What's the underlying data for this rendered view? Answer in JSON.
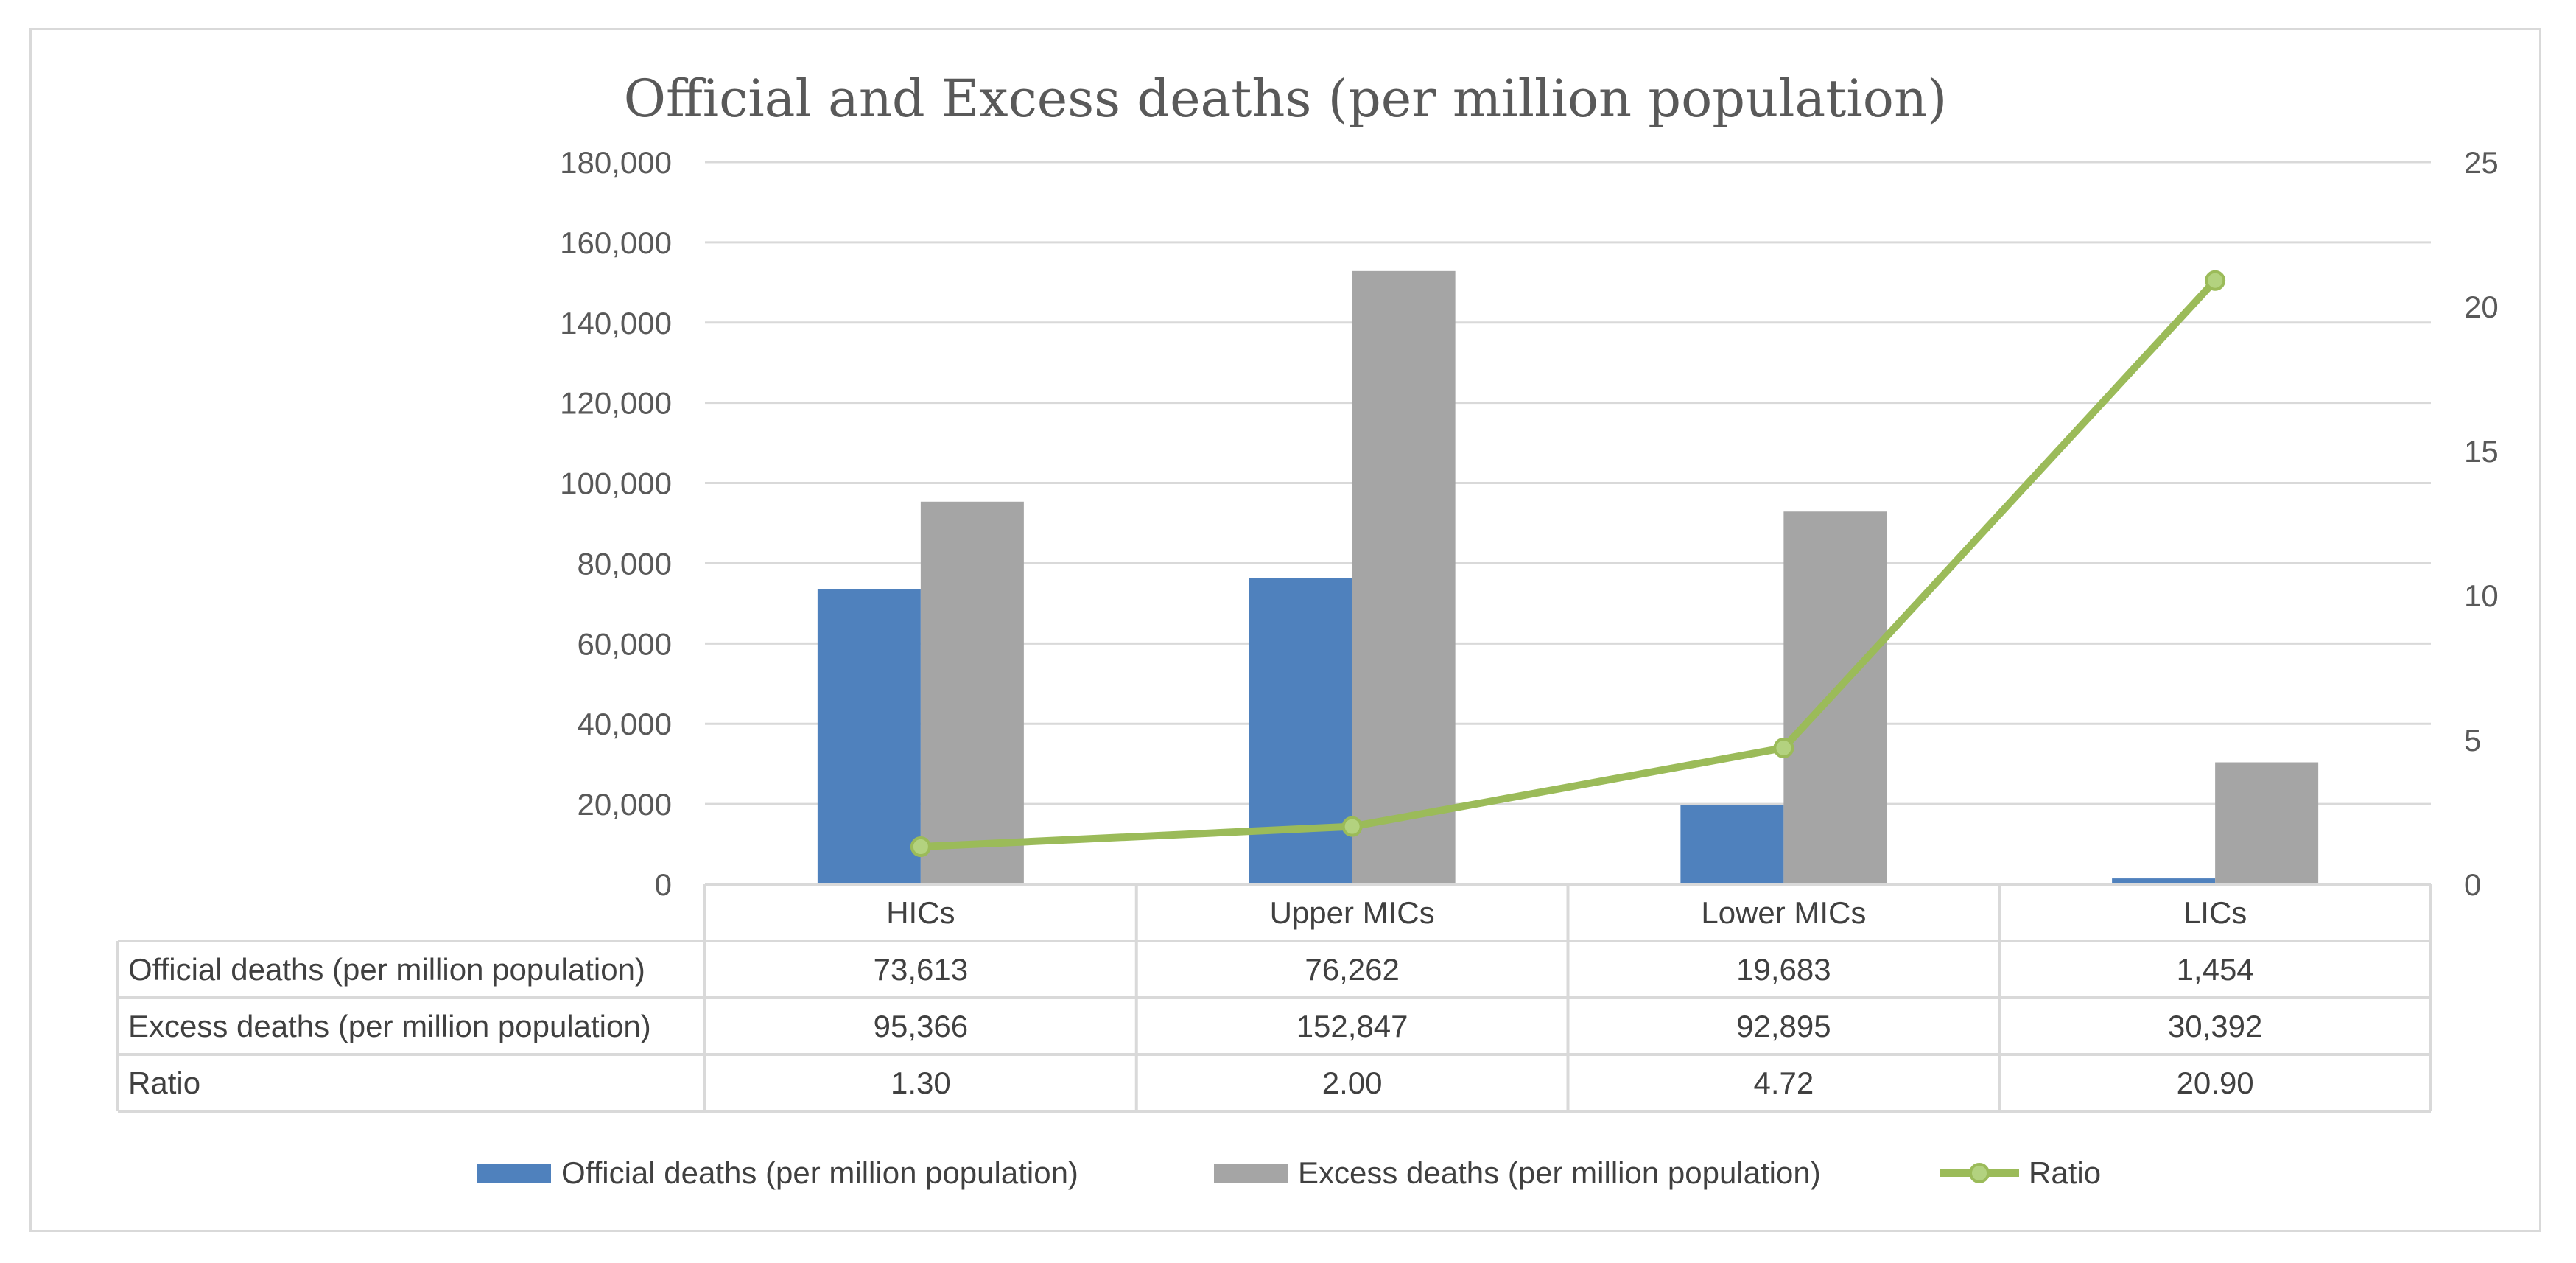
{
  "chart_data": {
    "type": "bar",
    "title": "Official and Excess deaths (per million population)",
    "categories": [
      "HICs",
      "Upper MICs",
      "Lower MICs",
      "LICs"
    ],
    "series": [
      {
        "name": "Official deaths (per million population)",
        "kind": "bar",
        "axis": "left",
        "color": "#4f81bd",
        "values": [
          73613,
          76262,
          19683,
          1454
        ],
        "labels": [
          "73,613",
          "76,262",
          "19,683",
          "1,454"
        ]
      },
      {
        "name": "Excess deaths (per million population)",
        "kind": "bar",
        "axis": "left",
        "color": "#a5a5a5",
        "values": [
          95366,
          152847,
          92895,
          30392
        ],
        "labels": [
          "95,366",
          "152,847",
          "92,895",
          "30,392"
        ]
      },
      {
        "name": "Ratio",
        "kind": "line",
        "axis": "right",
        "color": "#9bbb59",
        "values": [
          1.3,
          2.0,
          4.72,
          20.9
        ],
        "labels": [
          "1.30",
          "2.00",
          "4.72",
          "20.90"
        ]
      }
    ],
    "ylim": [
      0,
      180000
    ],
    "y_ticks": [
      0,
      20000,
      40000,
      60000,
      80000,
      100000,
      120000,
      140000,
      160000,
      180000
    ],
    "y_tick_labels": [
      "0",
      "20,000",
      "40,000",
      "60,000",
      "80,000",
      "100,000",
      "120,000",
      "140,000",
      "160,000",
      "180,000"
    ],
    "y2lim": [
      0,
      25
    ],
    "y2_ticks": [
      0,
      5,
      10,
      15,
      20,
      25
    ],
    "y2_tick_labels": [
      "0",
      "5",
      "10",
      "15",
      "20",
      "25"
    ],
    "grid": true,
    "legend": "bottom",
    "data_table": true,
    "xlabel": "",
    "ylabel": ""
  }
}
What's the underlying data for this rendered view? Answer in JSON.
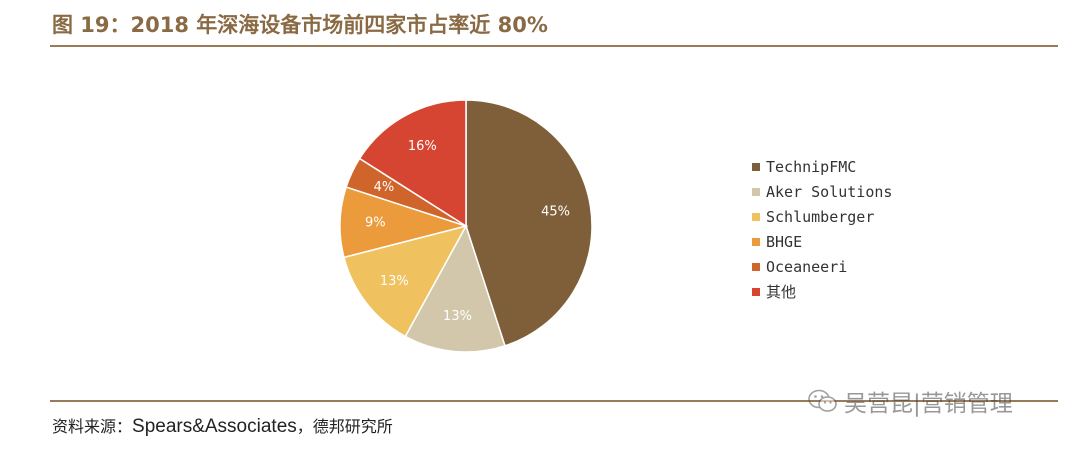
{
  "title": "图 19：2018 年深海设备市场前四家市占率近 80%",
  "chart_data": {
    "type": "pie",
    "title": "",
    "slices": [
      {
        "label": "TechnipFMC",
        "value": 45,
        "display": "45%",
        "color": "#7f5f39"
      },
      {
        "label": "Aker Solutions",
        "value": 13,
        "display": "13%",
        "color": "#d3c7ab"
      },
      {
        "label": "Schlumberger",
        "value": 13,
        "display": "13%",
        "color": "#efc25f"
      },
      {
        "label": "BHGE",
        "value": 9,
        "display": "9%",
        "color": "#eb9a3c"
      },
      {
        "label": "Oceaneeri",
        "value": 4,
        "display": "4%",
        "color": "#d0652b"
      },
      {
        "label": "其他",
        "value": 16,
        "display": "16%",
        "color": "#d64531"
      }
    ],
    "legend_position": "right"
  },
  "source": {
    "prefix": "资料来源：",
    "main": "Spears&Associates",
    "suffix": "，德邦研究所"
  },
  "watermark": {
    "text": "吴营昆|营销管理",
    "icon": "wechat-icon"
  }
}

- [Work required] A faithful copy of the records above is needed, with the pictures left out.

- [Answer to the task]
What's the underlying data for this rendered view? Answer in JSON.
{
  "chart_data": {
    "type": "bar",
    "title": "Official and Excess deaths (per million population)",
    "categories": [
      "HICs",
      "Upper MICs",
      "Lower MICs",
      "LICs"
    ],
    "series": [
      {
        "name": "Official deaths (per million population)",
        "kind": "bar",
        "axis": "left",
        "color": "#4f81bd",
        "values": [
          73613,
          76262,
          19683,
          1454
        ],
        "labels": [
          "73,613",
          "76,262",
          "19,683",
          "1,454"
        ]
      },
      {
        "name": "Excess deaths (per million population)",
        "kind": "bar",
        "axis": "left",
        "color": "#a5a5a5",
        "values": [
          95366,
          152847,
          92895,
          30392
        ],
        "labels": [
          "95,366",
          "152,847",
          "92,895",
          "30,392"
        ]
      },
      {
        "name": "Ratio",
        "kind": "line",
        "axis": "right",
        "color": "#9bbb59",
        "values": [
          1.3,
          2.0,
          4.72,
          20.9
        ],
        "labels": [
          "1.30",
          "2.00",
          "4.72",
          "20.90"
        ]
      }
    ],
    "ylim": [
      0,
      180000
    ],
    "y_ticks": [
      0,
      20000,
      40000,
      60000,
      80000,
      100000,
      120000,
      140000,
      160000,
      180000
    ],
    "y_tick_labels": [
      "0",
      "20,000",
      "40,000",
      "60,000",
      "80,000",
      "100,000",
      "120,000",
      "140,000",
      "160,000",
      "180,000"
    ],
    "y2lim": [
      0,
      25
    ],
    "y2_ticks": [
      0,
      5,
      10,
      15,
      20,
      25
    ],
    "y2_tick_labels": [
      "0",
      "5",
      "10",
      "15",
      "20",
      "25"
    ],
    "grid": true,
    "legend": "bottom",
    "data_table": true,
    "xlabel": "",
    "ylabel": ""
  }
}
What's the underlying data for this rendered view? Answer in JSON.
{
  "title": "图 19：2018 年深海设备市场前四家市占率近 80%",
  "chart_data": {
    "type": "pie",
    "title": "",
    "slices": [
      {
        "label": "TechnipFMC",
        "value": 45,
        "display": "45%",
        "color": "#7f5f39"
      },
      {
        "label": "Aker Solutions",
        "value": 13,
        "display": "13%",
        "color": "#d3c7ab"
      },
      {
        "label": "Schlumberger",
        "value": 13,
        "display": "13%",
        "color": "#efc25f"
      },
      {
        "label": "BHGE",
        "value": 9,
        "display": "9%",
        "color": "#eb9a3c"
      },
      {
        "label": "Oceaneeri",
        "value": 4,
        "display": "4%",
        "color": "#d0652b"
      },
      {
        "label": "其他",
        "value": 16,
        "display": "16%",
        "color": "#d64531"
      }
    ],
    "legend_position": "right"
  },
  "source": {
    "prefix": "资料来源：",
    "main": "Spears&Associates",
    "suffix": "，德邦研究所"
  },
  "watermark": {
    "text": "吴营昆|营销管理",
    "icon": "wechat-icon"
  }
}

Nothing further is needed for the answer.